(Directive) Rewrite the material below with every instance of "fold-line" swapped for "crease-line", keeping everything else identical. Omit the pictures from your response.

## start Rows

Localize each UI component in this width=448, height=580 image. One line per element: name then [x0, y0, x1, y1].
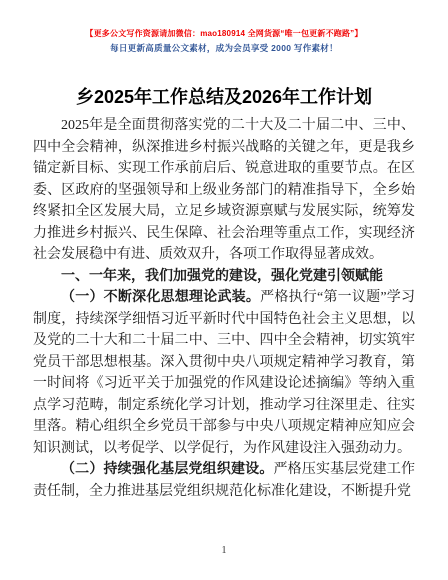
- paragraph-lead: （一）不断深化思想理论武装。: [61, 290, 260, 305]
- paragraph-lead: （二）持续强化基层党组织建设。: [61, 462, 274, 477]
- document-page: 【更多公文写作资源请加微信：mao180914 全网货源“唯一包更新不跑路”】 …: [0, 0, 448, 580]
- promo-line-red: 【更多公文写作资源请加微信：mao180914 全网货源“唯一包更新不跑路”】: [33, 27, 415, 40]
- promo-header: 【更多公文写作资源请加微信：mao180914 全网货源“唯一包更新不跑路”】 …: [33, 27, 415, 55]
- body-paragraph: （二）持续强化基层党组织建设。严格压实基层党建工作责任制，全力推进基层党组织规范…: [33, 459, 415, 502]
- body-paragraph: （一）不断深化思想理论武装。严格执行“第一议题”学习制度，持续深学细悟习近平新时…: [33, 287, 415, 459]
- section-heading: 一、一年来，我们加强党的建设，强化党建引领赋能: [33, 266, 415, 288]
- document-title: 乡2025年工作总结及2026年工作计划: [33, 85, 415, 109]
- document-body: 2025年是全面贯彻落实党的二十大及二十届二中、三中、四中全会精神，纵深推进乡村…: [33, 115, 415, 502]
- paragraph-lead: 一、一年来，我们加强党的建设，强化党建引领赋能: [61, 269, 383, 284]
- paragraph-text: 2025年是全面贯彻落实党的二十大及二十届二中、三中、四中全会精神，纵深推进乡村…: [33, 118, 415, 262]
- paragraph-text: 严格执行“第一议题”学习制度，持续深学细悟习近平新时代中国特色社会主义思想，以及…: [33, 290, 415, 456]
- promo-line-blue: 每日更新高质量公文素材，成为会员享受 2000 写作素材！: [33, 42, 415, 55]
- page-number: 1: [0, 545, 448, 556]
- body-paragraph: 2025年是全面贯彻落实党的二十大及二十届二中、三中、四中全会精神，纵深推进乡村…: [33, 115, 415, 266]
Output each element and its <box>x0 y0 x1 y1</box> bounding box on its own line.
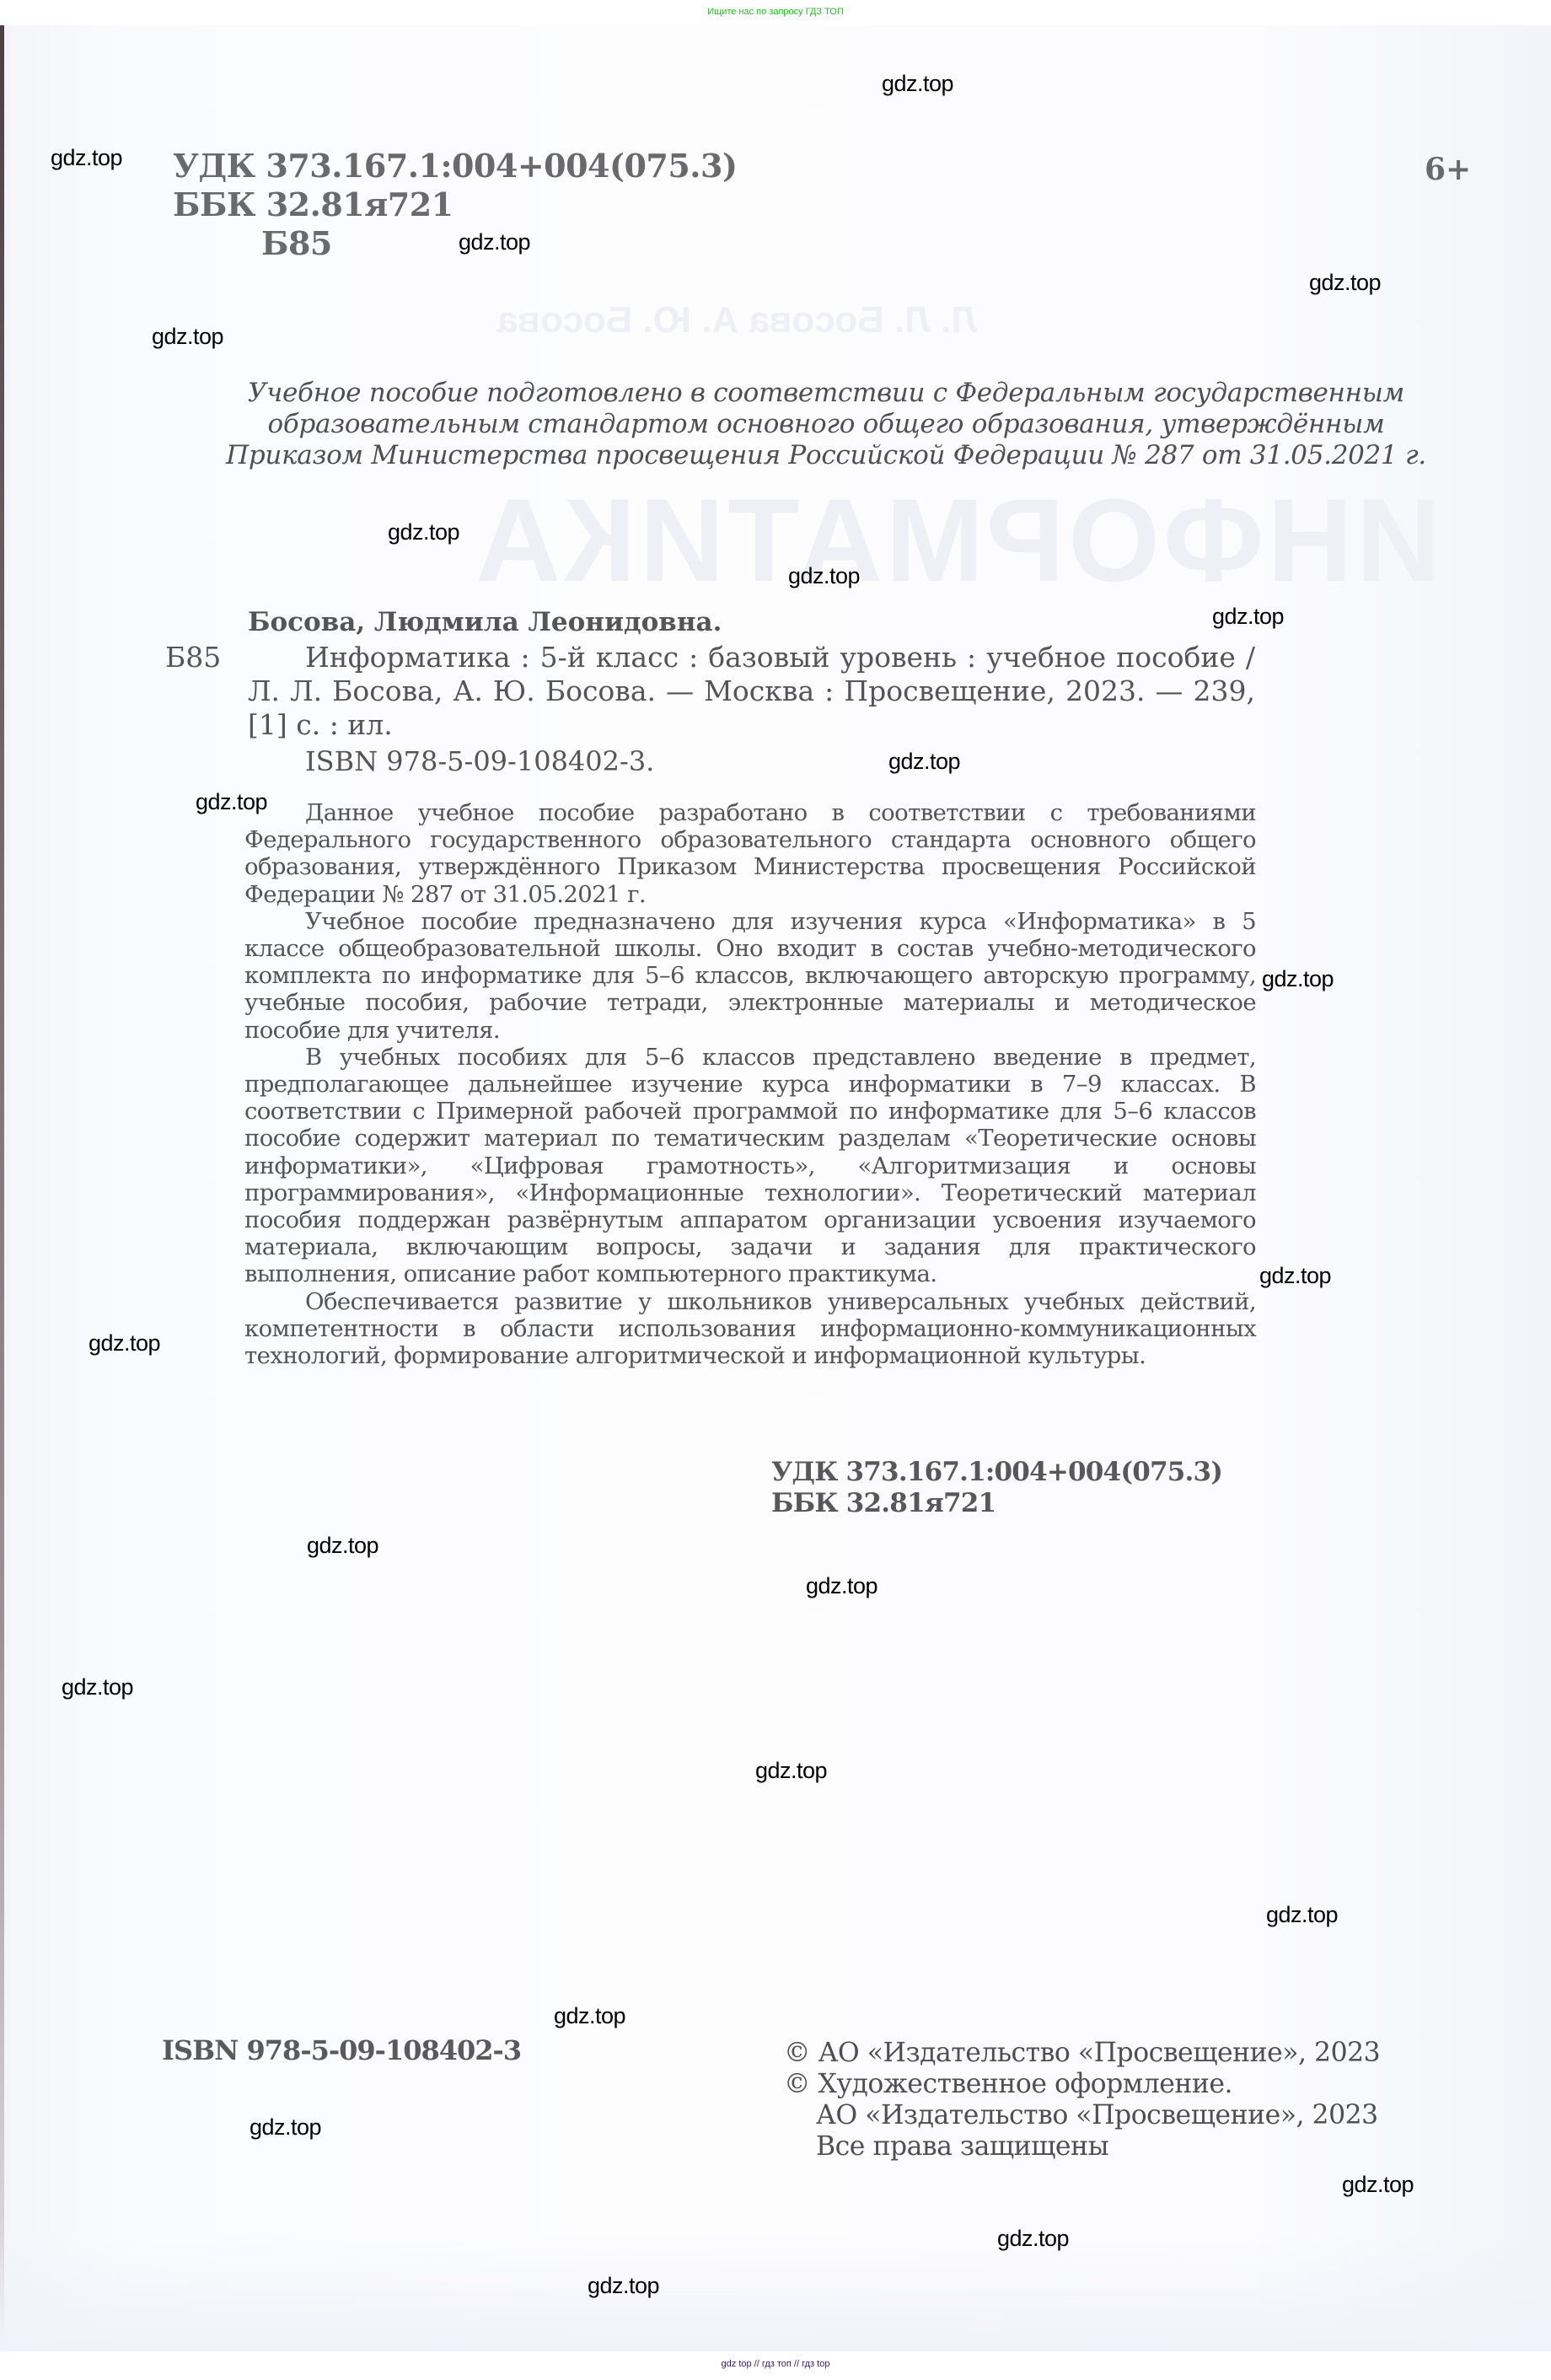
age-rating-badge: 6+ <box>1425 152 1471 187</box>
imprint-isbn: ISBN 978-5-09-108402-3 <box>162 2034 521 2066</box>
copyright-line: АО «Издательство «Просвещение», 2023 <box>784 2100 1380 2131</box>
footer-bbk: ББК 32.81я721 <box>771 1488 1222 1519</box>
watermark-text: gdz.top <box>250 2114 321 2141</box>
watermark-text: gdz.top <box>997 2226 1069 2252</box>
footer-udc: УДК 373.167.1:004+004(075.3) <box>771 1457 1222 1488</box>
watermark-text: gdz.top <box>1309 270 1381 296</box>
record-description: Информатика : 5-й класс : базовый уровен… <box>248 641 1255 742</box>
header-classification: УДК 373.167.1:004+004(075.3) ББК 32.81я7… <box>173 147 737 263</box>
watermark-text: gdz.top <box>882 71 953 97</box>
record-code: Б85 <box>165 641 221 674</box>
watermark-text: gdz.top <box>554 2003 625 2029</box>
watermark-text: gdz.top <box>89 1330 160 1357</box>
header-author-mark: Б85 <box>173 224 737 263</box>
watermark-text: gdz.top <box>1259 1263 1331 1289</box>
watermark-text: gdz.top <box>1342 2172 1414 2198</box>
annotation-paragraph: Обеспечивается развитие у школьников уни… <box>244 1288 1256 1370</box>
site-footer[interactable]: gdz top // гдз топ // гдз top <box>0 2351 1551 2380</box>
record-author: Босова, Людмила Леонидовна. <box>248 605 1261 639</box>
watermark-text: gdz.top <box>388 519 459 545</box>
annotation-paragraph: В учебных пособиях для 5–6 классов предс… <box>244 1044 1256 1288</box>
watermark-text: gdz.top <box>152 324 223 350</box>
watermark-text: gdz.top <box>755 1758 827 1784</box>
site-banner[interactable]: Ищите нас по запросу ГДЗ ТОП <box>0 0 1551 25</box>
watermark-text: gdz.top <box>196 789 267 815</box>
page-spine-shadow <box>0 25 4 2351</box>
watermark-text: gdz.top <box>1262 966 1334 992</box>
header-udc: УДК 373.167.1:004+004(075.3) <box>173 147 737 185</box>
fgos-note-line: Приказом Министерства просвещения Россий… <box>169 440 1484 471</box>
watermark-text: gdz.top <box>806 1573 877 1599</box>
classification-footer: УДК 373.167.1:004+004(075.3) ББК 32.81я7… <box>771 1457 1222 1519</box>
copyright-line: © Художественное оформление. <box>784 2069 1380 2100</box>
watermark-text: gdz.top <box>459 229 530 255</box>
page-bottom-shade <box>0 2234 1551 2351</box>
watermark-text: gdz.top <box>62 1674 133 1700</box>
watermark-text: gdz.top <box>588 2273 659 2299</box>
bleed-through-authors: Л. Л. Босова А. Ю. Босова <box>497 299 977 341</box>
watermark-text: gdz.top <box>307 1533 378 1559</box>
watermark-text: gdz.top <box>788 563 860 589</box>
bibliographic-record: Босова, Людмила Леонидовна. Б85 Информат… <box>165 605 1261 779</box>
watermark-text: gdz.top <box>1212 604 1284 630</box>
watermark-text: gdz.top <box>1266 1902 1338 1928</box>
copyright-line: Все права защищены <box>784 2131 1380 2162</box>
watermark-text: gdz.top <box>888 749 960 775</box>
record-isbn: ISBN 978-5-09-108402-3. <box>305 744 1261 779</box>
fgos-note: Учебное пособие подготовлено в соответст… <box>169 378 1484 471</box>
copyright-block: © АО «Издательство «Просвещение», 2023 ©… <box>784 2038 1380 2162</box>
header-bbk: ББК 32.81я721 <box>173 185 737 224</box>
record-description-block: Б85 Информатика : 5-й класс : базовый ур… <box>165 641 1261 742</box>
bleed-through-title: ИНФОРМАТИКА <box>472 472 1441 609</box>
copyright-line: © АО «Издательство «Просвещение», 2023 <box>784 2038 1380 2069</box>
annotation-paragraph: Данное учебное пособие разработано в соо… <box>244 799 1256 908</box>
annotation-paragraph: Учебное пособие предназначено для изучен… <box>244 908 1256 1044</box>
fgos-note-line: образовательным стандартом основного общ… <box>169 409 1484 440</box>
fgos-note-line: Учебное пособие подготовлено в соответст… <box>169 378 1484 409</box>
annotation: Данное учебное пособие разработано в соо… <box>244 799 1256 1369</box>
watermark-text: gdz.top <box>51 145 122 171</box>
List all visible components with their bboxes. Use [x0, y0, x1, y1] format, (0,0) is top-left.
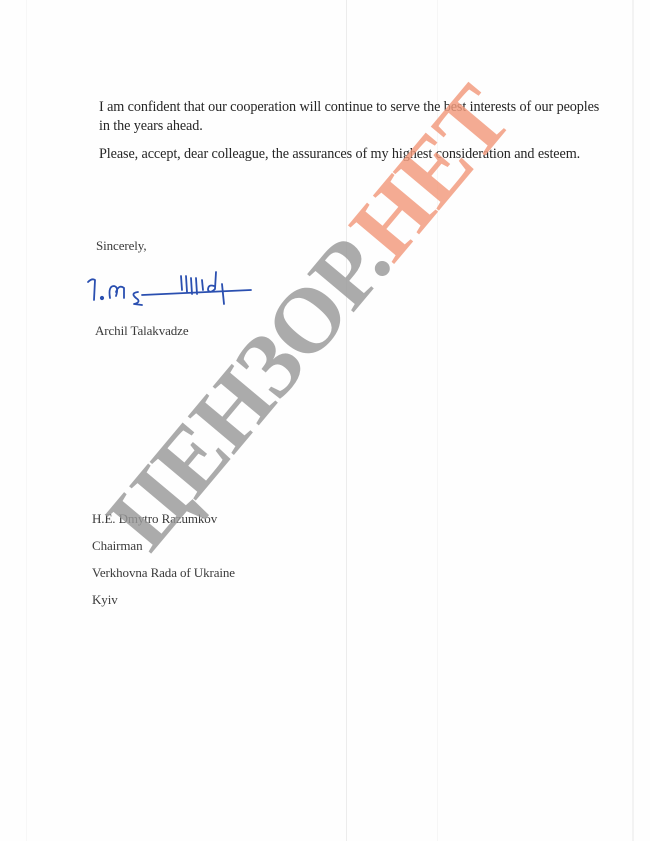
page-edge — [26, 0, 27, 841]
addressee-title: Chairman — [92, 538, 142, 554]
addressee-name: H.E. Dmytro Razumkov — [92, 511, 217, 527]
addressee-city: Kyiv — [92, 592, 118, 608]
fold-line — [346, 0, 347, 841]
closing: Sincerely, — [96, 238, 147, 254]
page-edge — [632, 0, 634, 841]
paragraph-1-line-2: in the years ahead. — [99, 118, 203, 135]
paragraph-1-line-1: I am confident that our cooperation will… — [99, 99, 599, 116]
signature-icon — [86, 262, 256, 312]
paragraph-2-line-1: Please, accept, dear colleague, the assu… — [99, 146, 580, 163]
watermark: ЦЕНЗОР.НЕТ — [0, 0, 650, 841]
svg-text:ЦЕНЗОР.НЕТ: ЦЕНЗОР.НЕТ — [87, 68, 530, 568]
signatory-name: Archil Talakvadze — [95, 323, 189, 339]
fold-line — [437, 0, 438, 841]
document-page: I am confident that our cooperation will… — [0, 0, 650, 841]
addressee-organization: Verkhovna Rada of Ukraine — [92, 565, 235, 581]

## end Rows

(Solution to the exercise)
Localize each UI component in this width=448, height=580 image. One line per element: name then [x0, y0, x1, y1].
- paragraph-lead: （一）不断深化思想理论武装。: [61, 290, 260, 305]
- paragraph-lead: （二）持续强化基层党组织建设。: [61, 462, 274, 477]
- document-page: 【更多公文写作资源请加微信：mao180914 全网货源“唯一包更新不跑路”】 …: [0, 0, 448, 580]
- promo-line-red: 【更多公文写作资源请加微信：mao180914 全网货源“唯一包更新不跑路”】: [33, 27, 415, 40]
- promo-header: 【更多公文写作资源请加微信：mao180914 全网货源“唯一包更新不跑路”】 …: [33, 27, 415, 55]
- body-paragraph: （二）持续强化基层党组织建设。严格压实基层党建工作责任制，全力推进基层党组织规范…: [33, 459, 415, 502]
- body-paragraph: （一）不断深化思想理论武装。严格执行“第一议题”学习制度，持续深学细悟习近平新时…: [33, 287, 415, 459]
- section-heading: 一、一年来，我们加强党的建设，强化党建引领赋能: [33, 266, 415, 288]
- document-title: 乡2025年工作总结及2026年工作计划: [33, 85, 415, 109]
- document-body: 2025年是全面贯彻落实党的二十大及二十届二中、三中、四中全会精神，纵深推进乡村…: [33, 115, 415, 502]
- paragraph-lead: 一、一年来，我们加强党的建设，强化党建引领赋能: [61, 269, 383, 284]
- paragraph-text: 2025年是全面贯彻落实党的二十大及二十届二中、三中、四中全会精神，纵深推进乡村…: [33, 118, 415, 262]
- paragraph-text: 严格执行“第一议题”学习制度，持续深学细悟习近平新时代中国特色社会主义思想，以及…: [33, 290, 415, 456]
- promo-line-blue: 每日更新高质量公文素材，成为会员享受 2000 写作素材！: [33, 42, 415, 55]
- page-number: 1: [0, 545, 448, 556]
- body-paragraph: 2025年是全面贯彻落实党的二十大及二十届二中、三中、四中全会精神，纵深推进乡村…: [33, 115, 415, 266]
Output each element and its <box>x0 y0 x1 y1</box> bounding box on its own line.
age-rating-badge: 6+ <box>1425 152 1471 187</box>
imprint-isbn: ISBN 978-5-09-108402-3 <box>162 2034 521 2066</box>
copyright-line: АО «Издательство «Просвещение», 2023 <box>784 2100 1380 2131</box>
footer-bbk: ББК 32.81я721 <box>771 1488 1222 1519</box>
watermark-text: gdz.top <box>250 2114 321 2141</box>
watermark-text: gdz.top <box>997 2226 1069 2252</box>
footer-udc: УДК 373.167.1:004+004(075.3) <box>771 1457 1222 1488</box>
watermark-text: gdz.top <box>1309 270 1381 296</box>
record-description: Информатика : 5-й класс : базовый уровен… <box>248 641 1255 742</box>
header-classification: УДК 373.167.1:004+004(075.3) ББК 32.81я7… <box>173 147 737 263</box>
watermark-text: gdz.top <box>882 71 953 97</box>
record-code: Б85 <box>165 641 221 674</box>
watermark-text: gdz.top <box>554 2003 625 2029</box>
watermark-text: gdz.top <box>89 1330 160 1357</box>
header-author-mark: Б85 <box>173 224 737 263</box>
watermark-text: gdz.top <box>1259 1263 1331 1289</box>
watermark-text: gdz.top <box>1342 2172 1414 2198</box>
annotation-paragraph: Обеспечивается развитие у школьников уни… <box>244 1288 1256 1370</box>
site-footer[interactable]: gdz top // гдз топ // гдз top <box>0 2351 1551 2380</box>
record-author: Босова, Людмила Леонидовна. <box>248 605 1261 639</box>
watermark-text: gdz.top <box>388 519 459 545</box>
annotation-paragraph: В учебных пособиях для 5–6 классов предс… <box>244 1044 1256 1288</box>
watermark-text: gdz.top <box>152 324 223 350</box>
watermark-text: gdz.top <box>755 1758 827 1784</box>
site-banner[interactable]: Ищите нас по запросу ГДЗ ТОП <box>0 0 1551 25</box>
watermark-text: gdz.top <box>196 789 267 815</box>
page-spine-shadow <box>0 25 4 2351</box>
watermark-text: gdz.top <box>1262 966 1334 992</box>
header-udc: УДК 373.167.1:004+004(075.3) <box>173 147 737 185</box>
fgos-note-line: Приказом Министерства просвещения Россий… <box>169 440 1484 471</box>
watermark-text: gdz.top <box>806 1573 877 1599</box>
classification-footer: УДК 373.167.1:004+004(075.3) ББК 32.81я7… <box>771 1457 1222 1519</box>
copyright-line: © Художественное оформление. <box>784 2069 1380 2100</box>
watermark-text: gdz.top <box>459 229 530 255</box>
page-bottom-shade <box>0 2234 1551 2351</box>
watermark-text: gdz.top <box>62 1674 133 1700</box>
watermark-text: gdz.top <box>588 2273 659 2299</box>
bleed-through-authors: Л. Л. Босова А. Ю. Босова <box>497 299 977 341</box>
watermark-text: gdz.top <box>307 1533 378 1559</box>
watermark-text: gdz.top <box>788 563 860 589</box>
bibliographic-record: Босова, Людмила Леонидовна. Б85 Информат… <box>165 605 1261 779</box>
watermark-text: gdz.top <box>1212 604 1284 630</box>
watermark-text: gdz.top <box>1266 1902 1338 1928</box>
copyright-line: Все права защищены <box>784 2131 1380 2162</box>
watermark-text: gdz.top <box>888 749 960 775</box>
record-isbn: ISBN 978-5-09-108402-3. <box>305 744 1261 779</box>
fgos-note: Учебное пособие подготовлено в соответст… <box>169 378 1484 471</box>
copyright-block: © АО «Издательство «Просвещение», 2023 ©… <box>784 2038 1380 2162</box>
header-bbk: ББК 32.81я721 <box>173 185 737 224</box>
record-description-block: Б85 Информатика : 5-й класс : базовый ур… <box>165 641 1261 742</box>
bleed-through-title: ИНФОРМАТИКА <box>472 472 1441 609</box>
copyright-line: © АО «Издательство «Просвещение», 2023 <box>784 2038 1380 2069</box>
annotation-paragraph: Данное учебное пособие разработано в соо… <box>244 799 1256 908</box>
annotation-paragraph: Учебное пособие предназначено для изучен… <box>244 908 1256 1044</box>
fgos-note-line: образовательным стандартом основного общ… <box>169 409 1484 440</box>
fgos-note-line: Учебное пособие подготовлено в соответст… <box>169 378 1484 409</box>
annotation: Данное учебное пособие разработано в соо… <box>244 799 1256 1369</box>
watermark-text: gdz.top <box>51 145 122 171</box>
List all visible components with their bboxes. Use [x0, y0, x1, y1] format, (0,0) is top-left.
page-edge — [26, 0, 27, 841]
addressee-title: Chairman — [92, 538, 142, 554]
addressee-name: H.E. Dmytro Razumkov — [92, 511, 217, 527]
addressee-city: Kyiv — [92, 592, 118, 608]
crease-line — [346, 0, 347, 841]
closing: Sincerely, — [96, 238, 147, 254]
page-edge — [632, 0, 634, 841]
paragraph-1-line-2: in the years ahead. — [99, 118, 203, 135]
paragraph-1-line-1: I am confident that our cooperation will… — [99, 99, 599, 116]
signature-icon — [86, 262, 256, 312]
paragraph-2-line-1: Please, accept, dear colleague, the assu… — [99, 146, 580, 163]
watermark: ЦЕНЗОР.НЕТ — [0, 0, 650, 841]
svg-text:ЦЕНЗОР.НЕТ: ЦЕНЗОР.НЕТ — [87, 68, 530, 568]
signatory-name: Archil Talakvadze — [95, 323, 189, 339]
crease-line — [437, 0, 438, 841]
document-page: I am confident that our cooperation will… — [0, 0, 650, 841]
addressee-organization: Verkhovna Rada of Ukraine — [92, 565, 235, 581]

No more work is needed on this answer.